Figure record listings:
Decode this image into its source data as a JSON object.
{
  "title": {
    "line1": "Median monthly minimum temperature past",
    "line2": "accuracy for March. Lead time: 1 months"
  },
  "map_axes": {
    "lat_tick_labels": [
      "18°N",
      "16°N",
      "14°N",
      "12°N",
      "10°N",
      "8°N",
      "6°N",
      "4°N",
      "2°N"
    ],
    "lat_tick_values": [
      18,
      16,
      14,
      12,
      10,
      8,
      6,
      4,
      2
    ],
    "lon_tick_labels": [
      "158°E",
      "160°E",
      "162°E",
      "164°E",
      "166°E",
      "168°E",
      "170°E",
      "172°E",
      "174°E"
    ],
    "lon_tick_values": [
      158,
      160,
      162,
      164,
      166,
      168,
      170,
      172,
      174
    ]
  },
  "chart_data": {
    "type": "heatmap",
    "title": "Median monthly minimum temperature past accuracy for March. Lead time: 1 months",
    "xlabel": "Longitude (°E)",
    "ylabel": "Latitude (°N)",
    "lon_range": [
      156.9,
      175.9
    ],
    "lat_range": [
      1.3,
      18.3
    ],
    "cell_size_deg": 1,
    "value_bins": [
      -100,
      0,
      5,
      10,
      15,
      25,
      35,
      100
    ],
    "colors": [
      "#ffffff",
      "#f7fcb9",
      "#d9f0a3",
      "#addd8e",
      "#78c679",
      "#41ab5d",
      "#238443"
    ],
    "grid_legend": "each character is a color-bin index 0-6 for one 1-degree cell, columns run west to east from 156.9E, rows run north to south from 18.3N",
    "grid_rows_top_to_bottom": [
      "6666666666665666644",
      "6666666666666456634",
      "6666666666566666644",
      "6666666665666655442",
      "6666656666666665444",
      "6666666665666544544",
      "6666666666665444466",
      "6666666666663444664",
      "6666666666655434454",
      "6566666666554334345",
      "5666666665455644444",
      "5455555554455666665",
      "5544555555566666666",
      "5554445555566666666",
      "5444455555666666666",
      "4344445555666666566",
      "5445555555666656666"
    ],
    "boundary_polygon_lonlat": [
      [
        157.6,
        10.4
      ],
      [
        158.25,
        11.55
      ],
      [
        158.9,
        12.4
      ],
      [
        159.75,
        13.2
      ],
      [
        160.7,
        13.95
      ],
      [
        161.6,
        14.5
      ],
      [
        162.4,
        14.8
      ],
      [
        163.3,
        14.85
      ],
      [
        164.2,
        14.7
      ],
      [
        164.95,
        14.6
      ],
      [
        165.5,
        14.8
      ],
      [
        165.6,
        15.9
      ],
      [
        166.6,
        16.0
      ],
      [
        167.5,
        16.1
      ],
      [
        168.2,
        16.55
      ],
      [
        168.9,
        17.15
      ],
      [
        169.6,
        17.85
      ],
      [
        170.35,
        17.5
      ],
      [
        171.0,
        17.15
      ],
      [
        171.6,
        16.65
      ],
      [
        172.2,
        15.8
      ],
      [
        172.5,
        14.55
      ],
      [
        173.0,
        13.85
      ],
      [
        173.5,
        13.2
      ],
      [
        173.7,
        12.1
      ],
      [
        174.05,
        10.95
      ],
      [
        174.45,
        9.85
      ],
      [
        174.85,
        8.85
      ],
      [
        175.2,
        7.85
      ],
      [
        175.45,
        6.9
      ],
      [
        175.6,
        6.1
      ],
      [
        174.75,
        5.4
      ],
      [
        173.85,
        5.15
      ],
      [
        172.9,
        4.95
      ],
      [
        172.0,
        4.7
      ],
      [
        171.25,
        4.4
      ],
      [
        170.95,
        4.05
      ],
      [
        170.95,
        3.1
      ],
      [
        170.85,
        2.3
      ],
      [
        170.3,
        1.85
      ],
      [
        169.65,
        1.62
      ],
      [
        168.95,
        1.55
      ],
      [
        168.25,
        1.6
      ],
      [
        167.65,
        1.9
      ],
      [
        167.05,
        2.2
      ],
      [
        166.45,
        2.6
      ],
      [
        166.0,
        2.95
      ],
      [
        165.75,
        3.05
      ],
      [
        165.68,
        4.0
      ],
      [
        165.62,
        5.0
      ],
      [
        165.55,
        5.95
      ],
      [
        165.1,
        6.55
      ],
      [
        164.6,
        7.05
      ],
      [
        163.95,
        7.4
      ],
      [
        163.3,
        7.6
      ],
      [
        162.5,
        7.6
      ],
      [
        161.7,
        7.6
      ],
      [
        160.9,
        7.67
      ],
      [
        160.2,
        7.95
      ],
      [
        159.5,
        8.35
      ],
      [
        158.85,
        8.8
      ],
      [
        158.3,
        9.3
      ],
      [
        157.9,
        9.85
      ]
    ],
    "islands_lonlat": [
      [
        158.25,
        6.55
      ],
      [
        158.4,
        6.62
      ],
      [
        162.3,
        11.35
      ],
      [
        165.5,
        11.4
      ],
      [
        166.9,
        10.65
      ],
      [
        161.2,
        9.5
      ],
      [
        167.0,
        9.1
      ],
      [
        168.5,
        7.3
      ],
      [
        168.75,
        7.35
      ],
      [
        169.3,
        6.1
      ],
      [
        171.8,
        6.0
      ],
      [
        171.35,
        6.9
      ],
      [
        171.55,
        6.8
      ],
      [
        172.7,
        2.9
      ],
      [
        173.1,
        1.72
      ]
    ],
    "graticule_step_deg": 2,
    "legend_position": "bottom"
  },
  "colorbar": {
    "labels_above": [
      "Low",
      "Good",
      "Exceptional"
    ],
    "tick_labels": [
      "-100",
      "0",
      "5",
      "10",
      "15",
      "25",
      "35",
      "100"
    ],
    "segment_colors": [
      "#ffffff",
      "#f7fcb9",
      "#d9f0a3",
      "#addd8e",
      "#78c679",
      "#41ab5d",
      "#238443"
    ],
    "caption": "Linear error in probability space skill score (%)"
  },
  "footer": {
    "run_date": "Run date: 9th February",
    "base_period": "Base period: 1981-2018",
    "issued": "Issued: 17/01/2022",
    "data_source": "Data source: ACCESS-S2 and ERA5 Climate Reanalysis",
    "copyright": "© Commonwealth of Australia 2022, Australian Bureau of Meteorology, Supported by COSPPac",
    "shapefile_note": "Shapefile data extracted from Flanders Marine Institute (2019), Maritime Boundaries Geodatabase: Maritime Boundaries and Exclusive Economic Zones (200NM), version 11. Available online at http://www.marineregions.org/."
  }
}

Written task. Isolate the lines that hold the word "minimum" and copy all of them.

Problem solution.
    "line1": "Median monthly minimum temperature past",
    "title": "Median monthly minimum temperature past accuracy for March. Lead time: 1 months",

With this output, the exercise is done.